== PROBLEM TO SOLVE ==
Drop every picture and give the entries back exactly.

════════════════

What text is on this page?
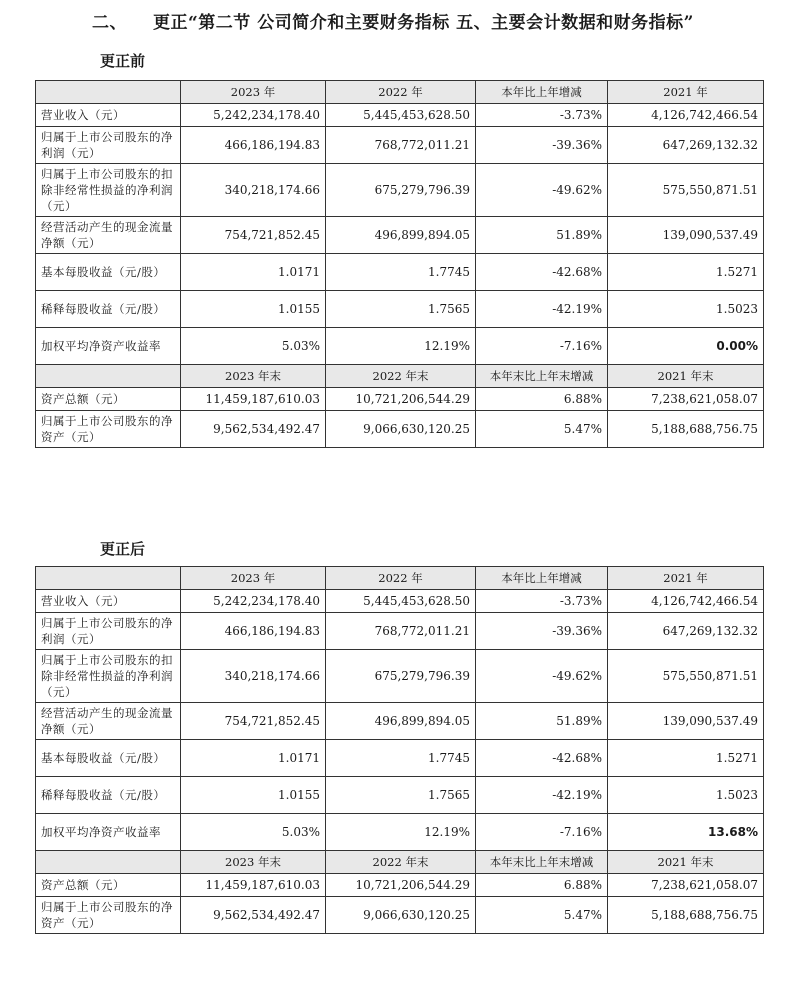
二、 更正“第二节 公司简介和主要财务指标 五、主要会计数据和财务指标”
更正前
	2023 年	2022 年	本年比上年增减	2021 年
营业收入（元）	5,242,234,178.40	5,445,453,628.50	-3.73%	4,126,742,466.54
归属于上市公司股东的净利润（元）	466,186,194.83	768,772,011.21	-39.36%	647,269,132.32
归属于上市公司股东的扣除非经常性损益的净利润（元）	340,218,174.66	675,279,796.39	-49.62%	575,550,871.51
经营活动产生的现金流量净额（元）	754,721,852.45	496,899,894.05	51.89%	139,090,537.49
基本每股收益（元/股）	1.0171	1.7745	-42.68%	1.5271
稀释每股收益（元/股）	1.0155	1.7565	-42.19%	1.5023
加权平均净资产收益率	5.03%	12.19%	-7.16%	0.00%
	2023 年末	2022 年末	本年末比上年末增减	2021 年末
资产总额（元）	11,459,187,610.03	10,721,206,544.29	6.88%	7,238,621,058.07
归属于上市公司股东的净资产（元）	9,562,534,492.47	9,066,630,120.25	5.47%	5,188,688,756.75
更正后
	2023 年	2022 年	本年比上年增减	2021 年
营业收入（元）	5,242,234,178.40	5,445,453,628.50	-3.73%	4,126,742,466.54
归属于上市公司股东的净利润（元）	466,186,194.83	768,772,011.21	-39.36%	647,269,132.32
归属于上市公司股东的扣除非经常性损益的净利润（元）	340,218,174.66	675,279,796.39	-49.62%	575,550,871.51
经营活动产生的现金流量净额（元）	754,721,852.45	496,899,894.05	51.89%	139,090,537.49
基本每股收益（元/股）	1.0171	1.7745	-42.68%	1.5271
稀释每股收益（元/股）	1.0155	1.7565	-42.19%	1.5023
加权平均净资产收益率	5.03%	12.19%	-7.16%	13.68%
	2023 年末	2022 年末	本年末比上年末增减	2021 年末
资产总额（元）	11,459,187,610.03	10,721,206,544.29	6.88%	7,238,621,058.07
归属于上市公司股东的净资产（元）	9,562,534,492.47	9,066,630,120.25	5.47%	5,188,688,756.75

════════════════

== SOLUTION FOR THIS EXERCISE ==
What text is on this page?
二、 更正“第二节 公司简介和主要财务指标 五、主要会计数据和财务指标”
更正前
	2023 年	2022 年	本年比上年增减	2021 年
营业收入（元）	5,242,234,178.40	5,445,453,628.50	-3.73%	4,126,742,466.54
归属于上市公司股东的净利润（元）	466,186,194.83	768,772,011.21	-39.36%	647,269,132.32
归属于上市公司股东的扣除非经常性损益的净利润（元）	340,218,174.66	675,279,796.39	-49.62%	575,550,871.51
经营活动产生的现金流量净额（元）	754,721,852.45	496,899,894.05	51.89%	139,090,537.49
基本每股收益（元/股）	1.0171	1.7745	-42.68%	1.5271
稀释每股收益（元/股）	1.0155	1.7565	-42.19%	1.5023
加权平均净资产收益率	5.03%	12.19%	-7.16%	0.00%
	2023 年末	2022 年末	本年末比上年末增减	2021 年末
资产总额（元）	11,459,187,610.03	10,721,206,544.29	6.88%	7,238,621,058.07
归属于上市公司股东的净资产（元）	9,562,534,492.47	9,066,630,120.25	5.47%	5,188,688,756.75
更正后
	2023 年	2022 年	本年比上年增减	2021 年
营业收入（元）	5,242,234,178.40	5,445,453,628.50	-3.73%	4,126,742,466.54
归属于上市公司股东的净利润（元）	466,186,194.83	768,772,011.21	-39.36%	647,269,132.32
归属于上市公司股东的扣除非经常性损益的净利润（元）	340,218,174.66	675,279,796.39	-49.62%	575,550,871.51
经营活动产生的现金流量净额（元）	754,721,852.45	496,899,894.05	51.89%	139,090,537.49
基本每股收益（元/股）	1.0171	1.7745	-42.68%	1.5271
稀释每股收益（元/股）	1.0155	1.7565	-42.19%	1.5023
加权平均净资产收益率	5.03%	12.19%	-7.16%	13.68%
	2023 年末	2022 年末	本年末比上年末增减	2021 年末
资产总额（元）	11,459,187,610.03	10,721,206,544.29	6.88%	7,238,621,058.07
归属于上市公司股东的净资产（元）	9,562,534,492.47	9,066,630,120.25	5.47%	5,188,688,756.75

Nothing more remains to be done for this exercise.